*** AVAILABLE RECORDS ***

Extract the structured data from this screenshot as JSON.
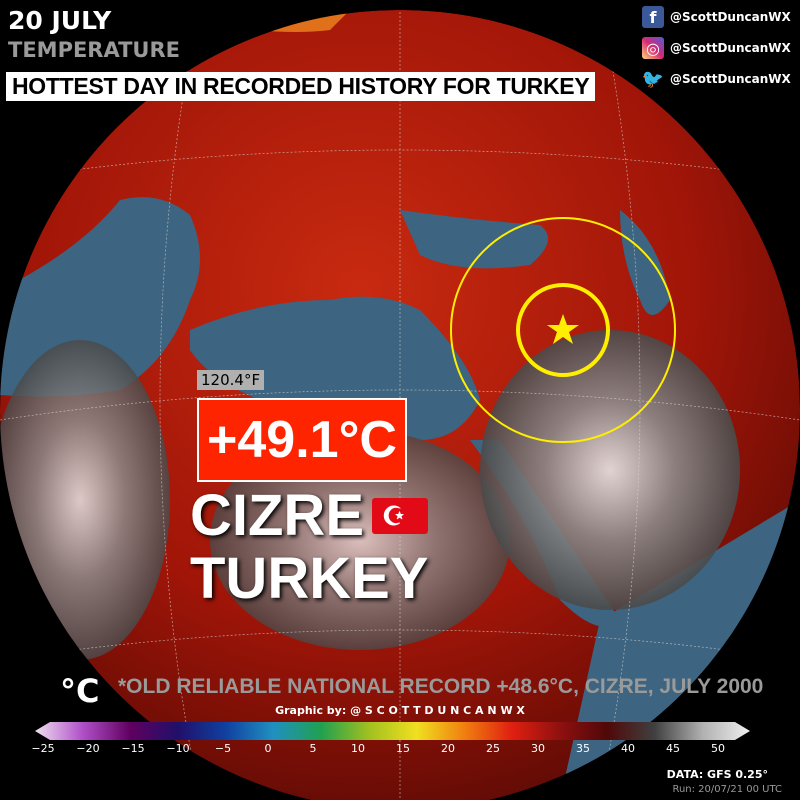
{
  "header": {
    "date": "20 JULY",
    "variable": "TEMPERATURE",
    "headline": "HOTTEST DAY IN RECORDED HISTORY FOR TURKEY"
  },
  "social": [
    {
      "icon": "facebook-icon",
      "handle": "@ScottDuncanWX",
      "color": "#3b5998"
    },
    {
      "icon": "instagram-icon",
      "handle": "@ScottDuncanWX",
      "color": "#d62976"
    },
    {
      "icon": "twitter-icon",
      "handle": "@ScottDuncanWX",
      "color": "#1da1f2"
    }
  ],
  "callout": {
    "fahrenheit": "120.4°F",
    "celsius": "+49.1°C",
    "city": "CIZRE",
    "country": "TURKEY",
    "flag": "turkey-flag"
  },
  "footer": {
    "unit": "°C",
    "note": "*OLD RELIABLE NATIONAL RECORD +48.6°C, CIZRE, JULY 2000",
    "credit": "Graphic by: @ S C O T T D U N C A N W X",
    "data_source": "DATA: GFS 0.25°",
    "run": "Run: 20/07/21 00 UTC"
  },
  "colorbar": {
    "min": -25,
    "max": 50,
    "ticks": [
      "−25",
      "−20",
      "−15",
      "−10",
      "−5",
      "0",
      "5",
      "10",
      "15",
      "20",
      "25",
      "30",
      "35",
      "40",
      "45",
      "50"
    ],
    "stops": [
      "#f0e0f0",
      "#b050c8",
      "#600060",
      "#20106a",
      "#1040a0",
      "#2090c0",
      "#20a050",
      "#a0c020",
      "#f0e020",
      "#f08010",
      "#e02010",
      "#901010",
      "#500808",
      "#404040",
      "#b0b0b0",
      "#f0f0f0"
    ]
  },
  "colors": {
    "accent_red": "#ff2400",
    "marker": "#ffee00",
    "ocean": "#3d6480",
    "land_hot": "#b01808"
  }
}
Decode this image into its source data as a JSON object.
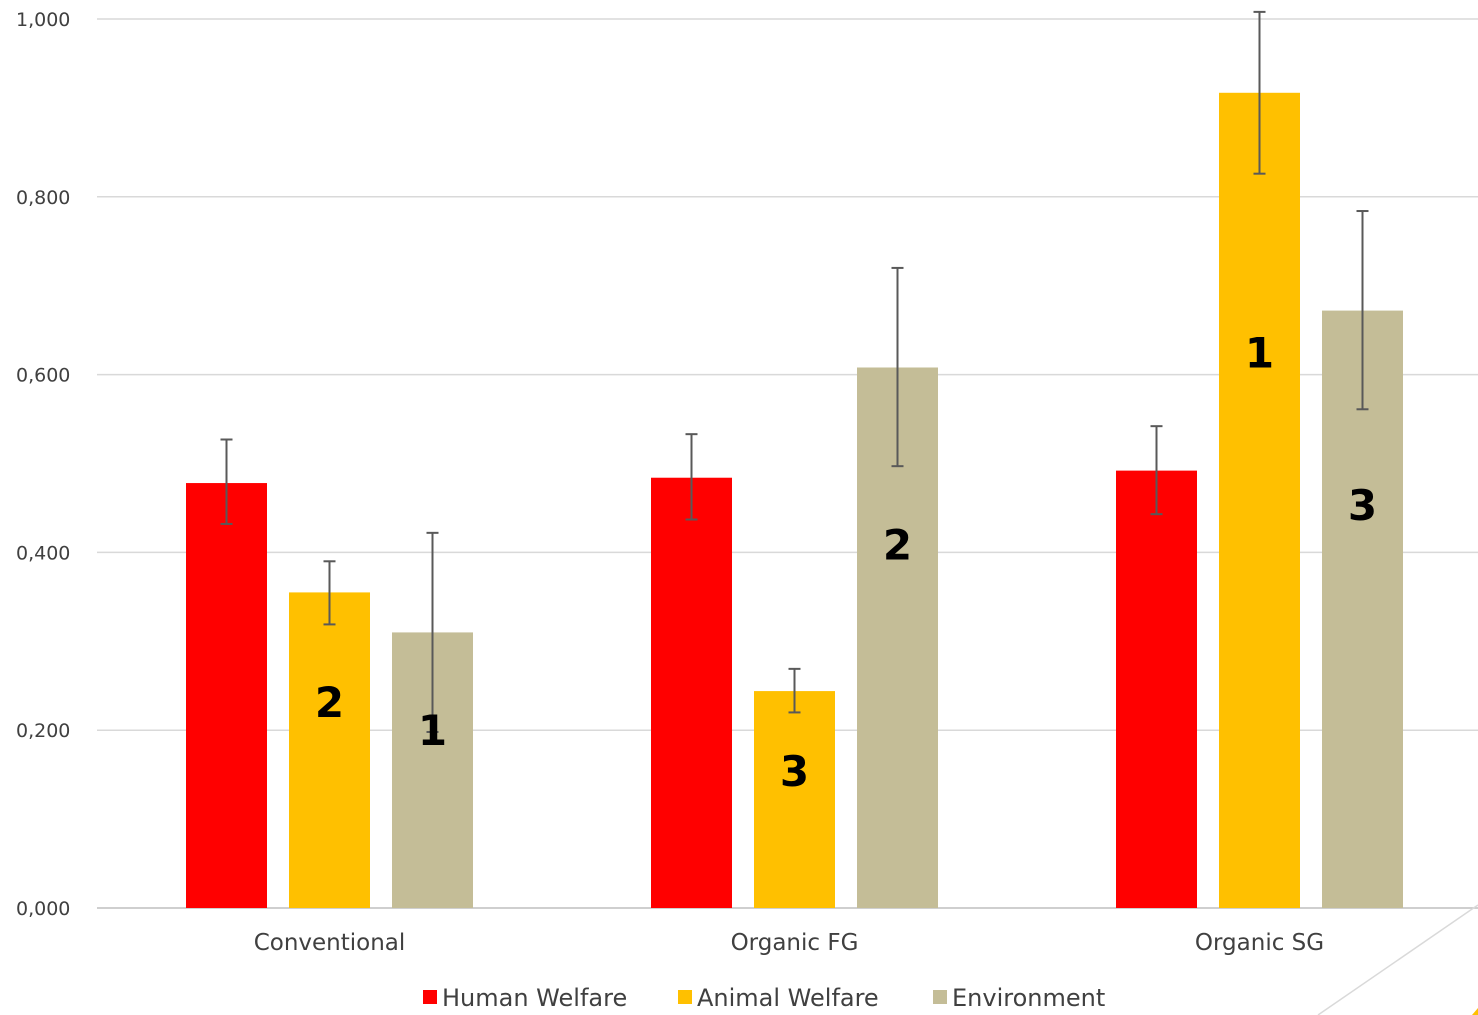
{
  "chart_data": {
    "type": "bar",
    "categories": [
      "Conventional",
      "Organic FG",
      "Organic SG"
    ],
    "series": [
      {
        "name": "Human Welfare",
        "color": "#FF0000",
        "values": [
          0.478,
          0.484,
          0.492
        ],
        "error_low": [
          0.432,
          0.437,
          0.443
        ],
        "error_high": [
          0.527,
          0.533,
          0.542
        ],
        "rank_labels": [
          "",
          "",
          ""
        ]
      },
      {
        "name": "Animal Welfare",
        "color": "#FFC000",
        "values": [
          0.355,
          0.244,
          0.917
        ],
        "error_low": [
          0.319,
          0.22,
          0.826
        ],
        "error_high": [
          0.39,
          0.269,
          1.008
        ],
        "rank_labels": [
          "2",
          "3",
          "1"
        ]
      },
      {
        "name": "Environment",
        "color": "#C4BD97",
        "values": [
          0.31,
          0.608,
          0.672
        ],
        "error_low": [
          0.198,
          0.497,
          0.561
        ],
        "error_high": [
          0.422,
          0.72,
          0.784
        ],
        "rank_labels": [
          "1",
          "2",
          "3"
        ]
      }
    ],
    "y_ticks": [
      "0,000",
      "0,200",
      "0,400",
      "0,600",
      "0,800",
      "1,000"
    ],
    "ylim": [
      0,
      1
    ],
    "grid": true,
    "legend_position": "bottom",
    "title": "",
    "xlabel": "",
    "ylabel": ""
  }
}
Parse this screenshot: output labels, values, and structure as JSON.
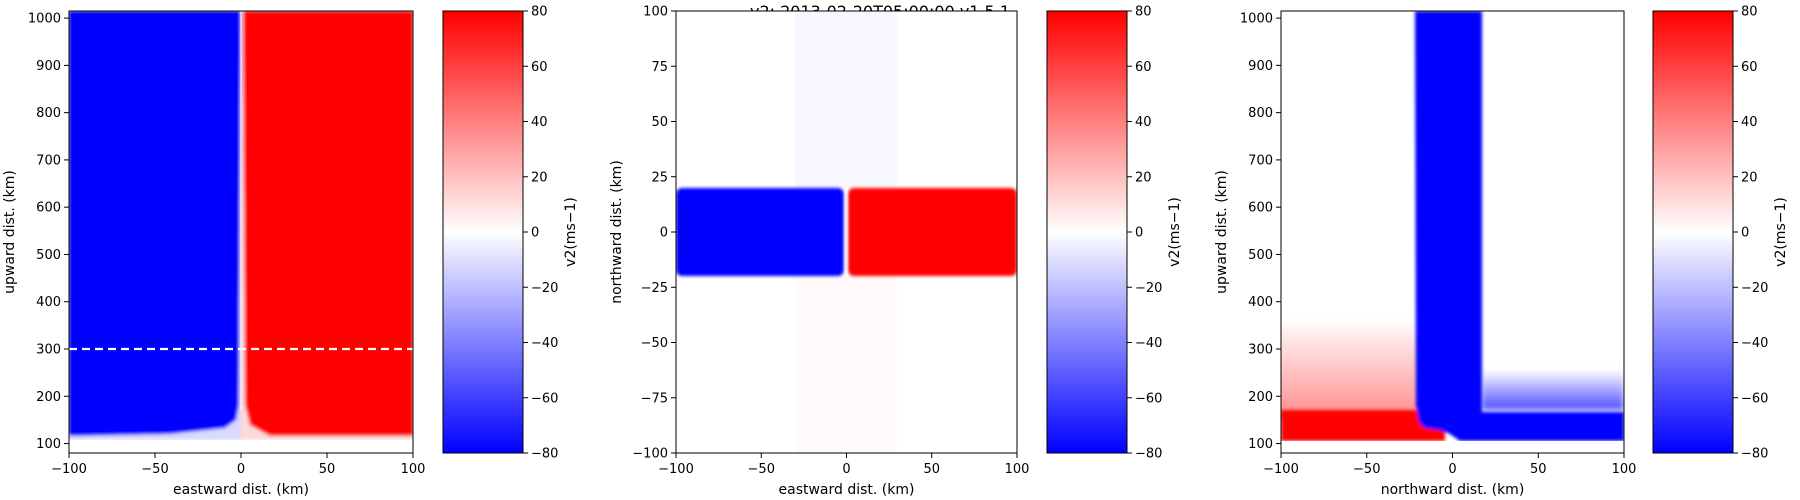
{
  "figure": {
    "title": "v2: 2013-02-20T05:00:00  v1.5.1"
  },
  "colormap": {
    "name": "bwr",
    "low_color": "#0000ff",
    "mid_color": "#ffffff",
    "high_color": "#ff0000"
  },
  "chart_data": [
    {
      "type": "heatmap",
      "panel": "eastward-upward",
      "title": "",
      "xlabel": "eastward dist. (km)",
      "ylabel": "upward dist. (km)",
      "xlim": [
        -100,
        100
      ],
      "ylim": [
        80,
        1015
      ],
      "xticks": [
        -100,
        -50,
        0,
        50,
        100
      ],
      "xtick_labels": [
        "−100",
        "−50",
        "0",
        "50",
        "100"
      ],
      "yticks": [
        100,
        200,
        300,
        400,
        500,
        600,
        700,
        800,
        900,
        1000
      ],
      "ytick_labels": [
        "100",
        "200",
        "300",
        "400",
        "500",
        "600",
        "700",
        "800",
        "900",
        "1000"
      ],
      "field": "v2 = -80 for eastward < 0, +80 for eastward > 0 above ~105 km; weak below",
      "reference_line": {
        "axis": "y",
        "value": 300,
        "style": "dashed",
        "color": "#ffffff"
      },
      "colorbar": {
        "label": "v2(ms−1)",
        "vmin": -80,
        "vmax": 80,
        "ticks": [
          -80,
          -60,
          -40,
          -20,
          0,
          20,
          40,
          60,
          80
        ],
        "tick_labels": [
          "−80",
          "−60",
          "−40",
          "−20",
          "0",
          "20",
          "40",
          "60",
          "80"
        ]
      }
    },
    {
      "type": "heatmap",
      "panel": "eastward-northward",
      "title": "",
      "xlabel": "eastward dist. (km)",
      "ylabel": "northward dist. (km)",
      "xlim": [
        -100,
        100
      ],
      "ylim": [
        -100,
        100
      ],
      "xticks": [
        -100,
        -50,
        0,
        50,
        100
      ],
      "xtick_labels": [
        "−100",
        "−50",
        "0",
        "50",
        "100"
      ],
      "yticks": [
        -100,
        -75,
        -50,
        -25,
        0,
        25,
        50,
        75,
        100
      ],
      "ytick_labels": [
        "−100",
        "−75",
        "−50",
        "−25",
        "0",
        "25",
        "50",
        "75",
        "100"
      ],
      "field": "v2 = -80 for eastward < 0 and +80 for eastward > 0 within northward -20 to 20; ~0 elsewhere",
      "colorbar": {
        "label": "v2(ms−1)",
        "vmin": -80,
        "vmax": 80,
        "ticks": [
          -80,
          -60,
          -40,
          -20,
          0,
          20,
          40,
          60,
          80
        ],
        "tick_labels": [
          "−80",
          "−60",
          "−40",
          "−20",
          "0",
          "20",
          "40",
          "60",
          "80"
        ]
      }
    },
    {
      "type": "heatmap",
      "panel": "northward-upward",
      "title": "",
      "xlabel": "northward dist. (km)",
      "ylabel": "upward dist. (km)",
      "xlim": [
        -100,
        100
      ],
      "ylim": [
        80,
        1015
      ],
      "xticks": [
        -100,
        -50,
        0,
        50,
        100
      ],
      "xtick_labels": [
        "−100",
        "−50",
        "0",
        "50",
        "100"
      ],
      "yticks": [
        100,
        200,
        300,
        400,
        500,
        600,
        700,
        800,
        900,
        1000
      ],
      "ytick_labels": [
        "100",
        "200",
        "300",
        "400",
        "500",
        "600",
        "700",
        "800",
        "900",
        "1000"
      ],
      "field": "v2 = -80 for northward -20 to 20 above ~105 km and across northward > 0 near 100-160 km; +80 for northward < -20 below ~170 km",
      "colorbar": {
        "label": "v2(ms−1)",
        "vmin": -80,
        "vmax": 80,
        "ticks": [
          -80,
          -60,
          -40,
          -20,
          0,
          20,
          40,
          60,
          80
        ],
        "tick_labels": [
          "−80",
          "−60",
          "−40",
          "−20",
          "0",
          "20",
          "40",
          "60",
          "80"
        ]
      }
    }
  ]
}
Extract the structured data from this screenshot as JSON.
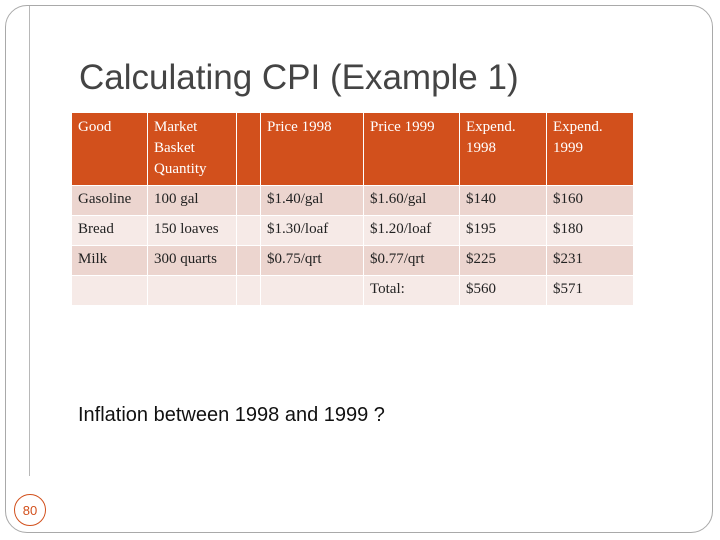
{
  "slide": {
    "title": "Calculating CPI (Example 1)",
    "question": "Inflation between 1998 and 1999 ?",
    "page_number": "80"
  },
  "colors": {
    "header_fill": "#d2501c",
    "row_dark": "#ecd5cf",
    "row_light": "#f6eae7",
    "badge_accent": "#d2501c"
  },
  "table": {
    "headers": [
      "Good",
      "Market Basket Quantity",
      "",
      "Price 1998",
      "Price 1999",
      "Expend. 1998",
      "Expend. 1999"
    ],
    "rows": [
      [
        "Gasoline",
        "100 gal",
        "",
        "$1.40/gal",
        "$1.60/gal",
        "$140",
        "$160"
      ],
      [
        "Bread",
        "150 loaves",
        "",
        "$1.30/loaf",
        "$1.20/loaf",
        "$195",
        "$180"
      ],
      [
        "Milk",
        "300 quarts",
        "",
        "$0.75/qrt",
        "$0.77/qrt",
        "$225",
        "$231"
      ],
      [
        "",
        "",
        "",
        "",
        "Total:",
        "$560",
        "$571"
      ]
    ]
  }
}
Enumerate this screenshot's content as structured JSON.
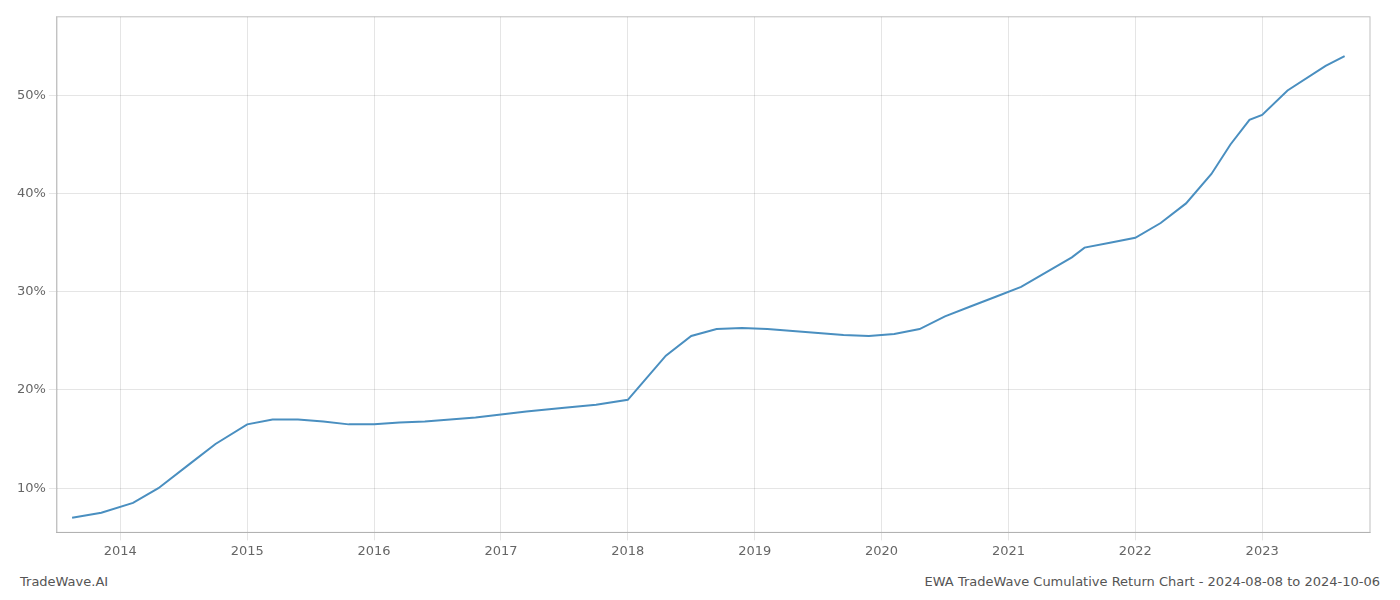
{
  "chart_data": {
    "type": "line",
    "x": [
      2013.62,
      2013.85,
      2014.1,
      2014.3,
      2014.55,
      2014.75,
      2015.0,
      2015.2,
      2015.4,
      2015.6,
      2015.8,
      2016.0,
      2016.2,
      2016.4,
      2016.6,
      2016.8,
      2017.0,
      2017.2,
      2017.5,
      2017.75,
      2018.0,
      2018.1,
      2018.3,
      2018.5,
      2018.7,
      2018.9,
      2019.1,
      2019.3,
      2019.5,
      2019.7,
      2019.9,
      2020.1,
      2020.3,
      2020.5,
      2020.7,
      2020.9,
      2021.1,
      2021.3,
      2021.5,
      2021.6,
      2021.8,
      2022.0,
      2022.2,
      2022.4,
      2022.6,
      2022.75,
      2022.9,
      2023.0,
      2023.2,
      2023.5,
      2023.65
    ],
    "values": [
      7.0,
      7.5,
      8.5,
      10.0,
      12.5,
      14.5,
      16.5,
      17.0,
      17.0,
      16.8,
      16.5,
      16.5,
      16.7,
      16.8,
      17.0,
      17.2,
      17.5,
      17.8,
      18.2,
      18.5,
      19.0,
      20.5,
      23.5,
      25.5,
      26.2,
      26.3,
      26.2,
      26.0,
      25.8,
      25.6,
      25.5,
      25.7,
      26.2,
      27.5,
      28.5,
      29.5,
      30.5,
      32.0,
      33.5,
      34.5,
      35.0,
      35.5,
      37.0,
      39.0,
      42.0,
      45.0,
      47.5,
      48.0,
      50.5,
      53.0,
      54.0
    ],
    "color": "#4a8fc0",
    "xlim": [
      2013.5,
      2023.85
    ],
    "ylim": [
      5.5,
      58
    ],
    "xticks": [
      2014,
      2015,
      2016,
      2017,
      2018,
      2019,
      2020,
      2021,
      2022,
      2023
    ],
    "yticks": [
      {
        "value": 10,
        "label": "10%"
      },
      {
        "value": 20,
        "label": "20%"
      },
      {
        "value": 30,
        "label": "30%"
      },
      {
        "value": 40,
        "label": "40%"
      },
      {
        "value": 50,
        "label": "50%"
      }
    ],
    "grid": true,
    "annotations": [
      "TradeWave.AI",
      "EWA TradeWave Cumulative Return Chart - 2024-08-08 to 2024-10-06"
    ]
  }
}
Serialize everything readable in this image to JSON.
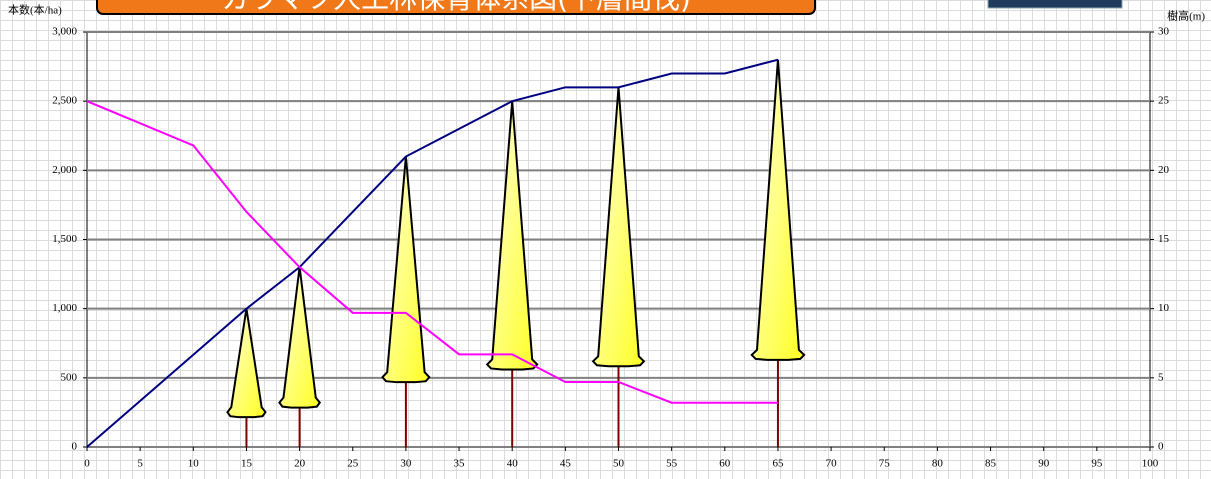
{
  "chart_data": {
    "type": "line",
    "title": "カラマツ人工林保育体系図(下層間伐)",
    "ylabel": "本数(本/ha)",
    "y2label": "樹高(m)",
    "xlim": [
      0,
      100
    ],
    "xticks": [
      0,
      5,
      10,
      15,
      20,
      25,
      30,
      35,
      40,
      45,
      50,
      55,
      60,
      65,
      70,
      75,
      80,
      85,
      90,
      95,
      100
    ],
    "ylim": [
      0,
      3000
    ],
    "yticks": [
      0,
      {
        "value": 500,
        "label": "500"
      },
      {
        "value": 1000,
        "label": "1,000"
      },
      {
        "value": 1500,
        "label": "1,500"
      },
      {
        "value": 2000,
        "label": "2,000"
      },
      {
        "value": 2500,
        "label": "2,500"
      },
      {
        "value": 3000,
        "label": "3,000"
      }
    ],
    "y2lim": [
      0,
      30
    ],
    "y2ticks": [
      0,
      5,
      10,
      15,
      20,
      25,
      30
    ],
    "grid": true,
    "series": [
      {
        "color": "#000080",
        "axis": "y2",
        "x": [
          0,
          15,
          20,
          25,
          30,
          35,
          40,
          45,
          50,
          55,
          60,
          65
        ],
        "values": [
          0,
          10,
          13,
          17,
          21,
          23,
          25,
          26,
          26,
          27,
          27,
          28
        ]
      },
      {
        "color": "#ff00ff",
        "x": [
          0,
          10,
          15,
          20,
          25,
          30,
          35,
          40,
          45,
          50,
          55,
          60,
          65
        ],
        "values": [
          2500,
          2180,
          1700,
          1300,
          970,
          970,
          670,
          670,
          470,
          470,
          320,
          320,
          320
        ]
      }
    ],
    "trees": {
      "axis": "y2",
      "color": "#ffff40",
      "x": [
        15,
        20,
        30,
        40,
        50,
        65
      ],
      "values": [
        10,
        13,
        21,
        25,
        26,
        28
      ]
    }
  }
}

***

WHAT THE EXERCISE ASKS: Examine the records and pull out every line where the string "above" occurs.

RESPONSE:
      "field": "v2 = -80 for eastward < 0, +80 for eastward > 0 above ~105 km; weak below",
      "field": "v2 = -80 for northward -20 to 20 above ~105 km and across northward > 0 near 100-160 km; +80 for northward < -20 below ~170 km",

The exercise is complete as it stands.